PROBLEM TO WORK ON | Below are entries. Pull out all lines containing "this".

MATERIAL PROVIDED |
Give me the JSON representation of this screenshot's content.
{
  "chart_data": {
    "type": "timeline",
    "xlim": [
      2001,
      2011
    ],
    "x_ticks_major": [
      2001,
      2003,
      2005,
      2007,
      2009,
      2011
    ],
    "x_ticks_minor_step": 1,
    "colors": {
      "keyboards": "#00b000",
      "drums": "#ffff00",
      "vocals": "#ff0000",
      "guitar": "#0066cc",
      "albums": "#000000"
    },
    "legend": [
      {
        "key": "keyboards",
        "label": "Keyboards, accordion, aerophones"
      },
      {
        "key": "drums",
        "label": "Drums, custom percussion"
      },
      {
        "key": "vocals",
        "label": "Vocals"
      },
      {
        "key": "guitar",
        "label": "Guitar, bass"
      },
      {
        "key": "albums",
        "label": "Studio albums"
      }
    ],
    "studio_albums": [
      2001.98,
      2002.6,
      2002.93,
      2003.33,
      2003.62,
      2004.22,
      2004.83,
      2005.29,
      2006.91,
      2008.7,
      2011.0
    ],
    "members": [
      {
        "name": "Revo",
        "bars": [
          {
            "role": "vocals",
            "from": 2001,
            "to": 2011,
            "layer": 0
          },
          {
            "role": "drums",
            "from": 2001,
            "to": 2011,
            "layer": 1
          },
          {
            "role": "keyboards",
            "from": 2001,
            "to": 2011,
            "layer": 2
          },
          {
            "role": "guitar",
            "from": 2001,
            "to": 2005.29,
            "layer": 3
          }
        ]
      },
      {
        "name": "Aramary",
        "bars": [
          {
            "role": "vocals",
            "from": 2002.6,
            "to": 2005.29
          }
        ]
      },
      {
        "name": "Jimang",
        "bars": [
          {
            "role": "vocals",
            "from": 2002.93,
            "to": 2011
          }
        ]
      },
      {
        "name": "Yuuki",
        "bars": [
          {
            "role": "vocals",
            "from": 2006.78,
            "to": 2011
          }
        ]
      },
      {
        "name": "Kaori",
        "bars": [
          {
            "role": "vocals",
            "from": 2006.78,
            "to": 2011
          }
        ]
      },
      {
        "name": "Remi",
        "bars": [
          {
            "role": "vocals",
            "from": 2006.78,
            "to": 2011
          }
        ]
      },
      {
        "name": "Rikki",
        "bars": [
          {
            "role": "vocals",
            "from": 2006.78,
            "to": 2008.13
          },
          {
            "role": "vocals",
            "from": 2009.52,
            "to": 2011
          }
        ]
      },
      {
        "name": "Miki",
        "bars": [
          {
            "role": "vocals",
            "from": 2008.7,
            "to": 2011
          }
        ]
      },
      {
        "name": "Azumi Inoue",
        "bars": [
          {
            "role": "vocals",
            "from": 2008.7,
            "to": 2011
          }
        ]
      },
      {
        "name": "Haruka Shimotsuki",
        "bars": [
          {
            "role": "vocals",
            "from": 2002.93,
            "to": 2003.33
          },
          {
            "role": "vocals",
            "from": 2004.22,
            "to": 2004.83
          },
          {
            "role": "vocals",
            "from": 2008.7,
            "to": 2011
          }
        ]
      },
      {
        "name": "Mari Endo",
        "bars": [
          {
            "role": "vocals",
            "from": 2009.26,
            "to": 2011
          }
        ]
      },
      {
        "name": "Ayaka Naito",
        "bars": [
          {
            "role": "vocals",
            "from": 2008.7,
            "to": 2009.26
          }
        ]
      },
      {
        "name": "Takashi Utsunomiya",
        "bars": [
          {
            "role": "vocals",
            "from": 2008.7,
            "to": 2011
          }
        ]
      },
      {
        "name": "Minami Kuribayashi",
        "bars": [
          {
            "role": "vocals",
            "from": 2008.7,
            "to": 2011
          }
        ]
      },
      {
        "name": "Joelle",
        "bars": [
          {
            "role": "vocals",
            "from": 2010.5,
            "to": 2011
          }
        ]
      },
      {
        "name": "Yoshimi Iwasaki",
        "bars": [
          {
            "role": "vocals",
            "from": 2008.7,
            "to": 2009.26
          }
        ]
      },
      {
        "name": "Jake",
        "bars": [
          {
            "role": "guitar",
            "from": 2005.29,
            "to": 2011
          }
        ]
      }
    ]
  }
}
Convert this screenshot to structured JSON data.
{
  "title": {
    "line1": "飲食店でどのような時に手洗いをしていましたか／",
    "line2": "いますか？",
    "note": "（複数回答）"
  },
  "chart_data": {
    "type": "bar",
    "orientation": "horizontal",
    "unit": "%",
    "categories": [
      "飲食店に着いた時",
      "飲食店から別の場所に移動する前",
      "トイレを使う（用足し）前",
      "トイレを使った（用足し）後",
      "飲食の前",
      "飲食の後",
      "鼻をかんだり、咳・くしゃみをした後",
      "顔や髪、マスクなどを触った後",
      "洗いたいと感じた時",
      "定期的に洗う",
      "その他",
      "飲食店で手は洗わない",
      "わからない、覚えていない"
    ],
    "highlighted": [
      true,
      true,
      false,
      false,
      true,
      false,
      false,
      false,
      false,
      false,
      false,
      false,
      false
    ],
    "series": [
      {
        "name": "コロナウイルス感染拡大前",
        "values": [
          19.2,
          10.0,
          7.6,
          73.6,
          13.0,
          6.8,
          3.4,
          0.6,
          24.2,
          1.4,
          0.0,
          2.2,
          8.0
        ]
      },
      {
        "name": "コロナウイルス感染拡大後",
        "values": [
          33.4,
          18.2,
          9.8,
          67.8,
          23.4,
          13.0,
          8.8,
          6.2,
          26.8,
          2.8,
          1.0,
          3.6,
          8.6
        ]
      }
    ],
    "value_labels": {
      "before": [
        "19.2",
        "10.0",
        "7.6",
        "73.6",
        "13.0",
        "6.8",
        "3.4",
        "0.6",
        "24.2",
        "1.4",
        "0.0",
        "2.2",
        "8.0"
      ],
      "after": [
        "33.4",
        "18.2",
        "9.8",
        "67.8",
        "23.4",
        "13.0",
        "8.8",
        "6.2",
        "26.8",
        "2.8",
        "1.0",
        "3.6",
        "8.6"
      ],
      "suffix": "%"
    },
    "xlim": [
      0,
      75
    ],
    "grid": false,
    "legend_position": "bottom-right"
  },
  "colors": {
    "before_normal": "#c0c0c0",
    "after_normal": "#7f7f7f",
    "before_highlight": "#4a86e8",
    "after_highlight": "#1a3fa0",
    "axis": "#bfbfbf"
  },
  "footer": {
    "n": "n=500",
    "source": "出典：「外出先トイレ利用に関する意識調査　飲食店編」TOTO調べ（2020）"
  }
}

TASK RESULT |
Give me the JSON representation of this screenshot's content.
Convert this screenshot to structured JSON data.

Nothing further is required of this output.